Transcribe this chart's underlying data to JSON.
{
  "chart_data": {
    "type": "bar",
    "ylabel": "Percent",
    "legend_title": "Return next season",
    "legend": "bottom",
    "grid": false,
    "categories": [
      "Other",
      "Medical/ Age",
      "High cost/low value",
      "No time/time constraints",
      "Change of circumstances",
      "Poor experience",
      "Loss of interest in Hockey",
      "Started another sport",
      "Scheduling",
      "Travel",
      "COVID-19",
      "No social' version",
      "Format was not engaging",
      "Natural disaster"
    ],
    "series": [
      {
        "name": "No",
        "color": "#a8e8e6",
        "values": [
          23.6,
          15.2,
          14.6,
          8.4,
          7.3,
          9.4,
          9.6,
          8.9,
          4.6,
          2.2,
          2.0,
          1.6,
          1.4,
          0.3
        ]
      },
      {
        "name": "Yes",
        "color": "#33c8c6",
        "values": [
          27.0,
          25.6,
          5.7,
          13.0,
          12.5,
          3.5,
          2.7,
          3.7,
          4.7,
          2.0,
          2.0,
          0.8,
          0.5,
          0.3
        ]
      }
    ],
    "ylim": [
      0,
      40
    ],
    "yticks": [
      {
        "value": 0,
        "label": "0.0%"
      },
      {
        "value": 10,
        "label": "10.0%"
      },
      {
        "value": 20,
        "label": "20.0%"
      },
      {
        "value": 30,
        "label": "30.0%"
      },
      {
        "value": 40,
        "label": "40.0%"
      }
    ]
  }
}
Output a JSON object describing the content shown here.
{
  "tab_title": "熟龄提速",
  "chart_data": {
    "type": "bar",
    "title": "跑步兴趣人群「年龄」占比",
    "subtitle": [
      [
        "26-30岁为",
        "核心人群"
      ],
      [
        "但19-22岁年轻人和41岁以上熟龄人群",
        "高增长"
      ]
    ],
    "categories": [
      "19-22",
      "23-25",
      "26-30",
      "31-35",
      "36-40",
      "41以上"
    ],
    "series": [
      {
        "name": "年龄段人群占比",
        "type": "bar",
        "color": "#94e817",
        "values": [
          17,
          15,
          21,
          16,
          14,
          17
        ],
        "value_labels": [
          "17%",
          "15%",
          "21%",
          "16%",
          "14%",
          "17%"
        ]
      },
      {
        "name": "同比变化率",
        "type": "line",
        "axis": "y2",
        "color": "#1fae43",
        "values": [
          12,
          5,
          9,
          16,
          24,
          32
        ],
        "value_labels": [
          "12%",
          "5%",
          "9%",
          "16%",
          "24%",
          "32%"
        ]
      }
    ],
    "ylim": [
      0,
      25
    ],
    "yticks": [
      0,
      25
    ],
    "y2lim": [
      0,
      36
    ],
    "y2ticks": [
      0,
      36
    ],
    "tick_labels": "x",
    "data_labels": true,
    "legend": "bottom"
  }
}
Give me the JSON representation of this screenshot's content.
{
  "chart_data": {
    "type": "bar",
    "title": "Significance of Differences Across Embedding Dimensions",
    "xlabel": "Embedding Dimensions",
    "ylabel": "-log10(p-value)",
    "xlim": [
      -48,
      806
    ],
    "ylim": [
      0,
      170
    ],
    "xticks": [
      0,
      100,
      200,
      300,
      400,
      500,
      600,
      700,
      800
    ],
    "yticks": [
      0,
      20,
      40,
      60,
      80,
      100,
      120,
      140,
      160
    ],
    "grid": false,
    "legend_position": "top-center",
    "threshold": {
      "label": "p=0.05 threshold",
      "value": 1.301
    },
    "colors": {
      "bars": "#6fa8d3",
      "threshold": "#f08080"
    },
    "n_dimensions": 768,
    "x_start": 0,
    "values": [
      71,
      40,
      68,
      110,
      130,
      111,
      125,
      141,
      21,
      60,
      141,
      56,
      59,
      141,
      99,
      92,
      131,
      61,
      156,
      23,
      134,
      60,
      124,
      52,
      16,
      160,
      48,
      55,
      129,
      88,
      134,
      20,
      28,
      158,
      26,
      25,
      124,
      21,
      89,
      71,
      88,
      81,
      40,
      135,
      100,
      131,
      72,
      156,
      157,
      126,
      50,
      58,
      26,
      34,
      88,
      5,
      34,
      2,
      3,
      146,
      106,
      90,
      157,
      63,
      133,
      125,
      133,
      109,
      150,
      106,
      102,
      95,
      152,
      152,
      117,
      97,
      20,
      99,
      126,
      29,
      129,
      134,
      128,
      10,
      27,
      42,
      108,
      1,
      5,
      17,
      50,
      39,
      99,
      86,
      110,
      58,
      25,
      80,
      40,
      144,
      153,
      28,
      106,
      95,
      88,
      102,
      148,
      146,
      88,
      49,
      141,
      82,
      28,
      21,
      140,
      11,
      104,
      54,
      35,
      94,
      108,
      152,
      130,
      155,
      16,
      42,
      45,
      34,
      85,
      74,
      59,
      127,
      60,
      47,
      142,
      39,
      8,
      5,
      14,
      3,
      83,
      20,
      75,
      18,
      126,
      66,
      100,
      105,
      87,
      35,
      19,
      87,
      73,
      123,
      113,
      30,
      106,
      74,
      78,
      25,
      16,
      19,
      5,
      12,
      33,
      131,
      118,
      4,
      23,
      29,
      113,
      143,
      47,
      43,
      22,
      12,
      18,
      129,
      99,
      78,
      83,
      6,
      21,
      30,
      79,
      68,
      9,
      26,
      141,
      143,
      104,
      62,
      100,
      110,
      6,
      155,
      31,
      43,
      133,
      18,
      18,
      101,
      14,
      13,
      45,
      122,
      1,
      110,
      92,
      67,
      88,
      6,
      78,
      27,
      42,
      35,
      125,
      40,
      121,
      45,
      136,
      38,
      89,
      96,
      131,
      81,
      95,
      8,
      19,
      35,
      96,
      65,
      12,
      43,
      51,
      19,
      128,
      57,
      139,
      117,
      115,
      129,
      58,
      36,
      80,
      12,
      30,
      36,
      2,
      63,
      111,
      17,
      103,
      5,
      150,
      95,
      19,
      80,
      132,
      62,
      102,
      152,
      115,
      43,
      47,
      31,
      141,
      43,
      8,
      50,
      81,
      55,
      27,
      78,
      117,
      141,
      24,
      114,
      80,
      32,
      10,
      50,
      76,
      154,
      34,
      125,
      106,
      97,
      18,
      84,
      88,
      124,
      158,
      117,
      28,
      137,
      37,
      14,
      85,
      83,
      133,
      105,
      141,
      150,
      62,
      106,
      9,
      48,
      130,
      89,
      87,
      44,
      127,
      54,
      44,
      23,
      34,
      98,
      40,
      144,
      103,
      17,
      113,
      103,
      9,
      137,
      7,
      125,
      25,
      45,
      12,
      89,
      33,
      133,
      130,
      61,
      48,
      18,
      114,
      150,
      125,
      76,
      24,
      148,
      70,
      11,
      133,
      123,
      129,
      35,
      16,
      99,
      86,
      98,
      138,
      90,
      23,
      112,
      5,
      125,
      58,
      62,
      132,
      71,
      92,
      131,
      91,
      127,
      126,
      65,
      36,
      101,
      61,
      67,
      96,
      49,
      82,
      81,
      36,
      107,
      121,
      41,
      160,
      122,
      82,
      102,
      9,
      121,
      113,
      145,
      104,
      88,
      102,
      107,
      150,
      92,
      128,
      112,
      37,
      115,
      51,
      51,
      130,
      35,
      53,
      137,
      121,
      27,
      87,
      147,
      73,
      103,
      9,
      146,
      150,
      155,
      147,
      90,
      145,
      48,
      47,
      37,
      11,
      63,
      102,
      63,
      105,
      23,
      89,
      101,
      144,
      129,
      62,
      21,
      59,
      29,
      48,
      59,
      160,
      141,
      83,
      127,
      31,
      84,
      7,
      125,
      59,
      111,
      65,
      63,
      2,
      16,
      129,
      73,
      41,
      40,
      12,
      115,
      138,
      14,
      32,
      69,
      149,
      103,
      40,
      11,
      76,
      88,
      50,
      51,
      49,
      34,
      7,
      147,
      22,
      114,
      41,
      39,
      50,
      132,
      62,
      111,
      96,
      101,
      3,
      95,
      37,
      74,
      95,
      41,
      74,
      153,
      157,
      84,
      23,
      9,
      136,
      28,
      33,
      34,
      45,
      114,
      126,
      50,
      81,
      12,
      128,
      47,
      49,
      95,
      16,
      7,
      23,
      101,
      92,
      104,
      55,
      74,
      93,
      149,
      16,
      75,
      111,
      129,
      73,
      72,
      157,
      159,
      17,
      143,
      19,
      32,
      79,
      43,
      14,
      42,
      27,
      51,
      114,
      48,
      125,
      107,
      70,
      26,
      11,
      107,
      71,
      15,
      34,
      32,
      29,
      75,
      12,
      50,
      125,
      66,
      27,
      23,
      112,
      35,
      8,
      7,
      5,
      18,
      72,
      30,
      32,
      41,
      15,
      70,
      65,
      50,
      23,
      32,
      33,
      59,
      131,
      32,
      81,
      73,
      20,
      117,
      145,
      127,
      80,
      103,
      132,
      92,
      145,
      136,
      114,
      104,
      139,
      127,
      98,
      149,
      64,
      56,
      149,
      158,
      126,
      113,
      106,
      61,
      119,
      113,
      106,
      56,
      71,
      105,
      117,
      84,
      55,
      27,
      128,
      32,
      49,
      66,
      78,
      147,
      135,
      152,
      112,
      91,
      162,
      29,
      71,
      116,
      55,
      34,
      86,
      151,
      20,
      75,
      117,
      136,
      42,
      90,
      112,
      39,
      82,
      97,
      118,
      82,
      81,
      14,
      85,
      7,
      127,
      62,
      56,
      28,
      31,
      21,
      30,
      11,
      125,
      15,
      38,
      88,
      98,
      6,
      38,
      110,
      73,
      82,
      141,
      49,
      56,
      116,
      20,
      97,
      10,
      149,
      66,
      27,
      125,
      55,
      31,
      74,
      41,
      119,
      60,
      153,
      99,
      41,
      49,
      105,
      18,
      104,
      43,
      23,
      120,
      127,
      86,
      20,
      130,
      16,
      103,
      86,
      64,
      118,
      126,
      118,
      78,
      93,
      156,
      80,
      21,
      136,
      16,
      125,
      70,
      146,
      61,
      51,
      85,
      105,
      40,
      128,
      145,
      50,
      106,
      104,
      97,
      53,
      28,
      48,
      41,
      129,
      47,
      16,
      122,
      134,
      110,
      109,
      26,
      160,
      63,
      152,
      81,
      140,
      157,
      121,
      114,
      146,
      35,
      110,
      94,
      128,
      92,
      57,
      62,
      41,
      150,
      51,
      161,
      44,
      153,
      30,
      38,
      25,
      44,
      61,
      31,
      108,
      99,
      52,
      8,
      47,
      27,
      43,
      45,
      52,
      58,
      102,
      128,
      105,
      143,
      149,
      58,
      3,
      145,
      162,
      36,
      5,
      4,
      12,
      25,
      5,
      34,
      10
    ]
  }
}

* Task to complete
Report how many lines in these entries contain "content". Answer with the number only.

* Expected output
2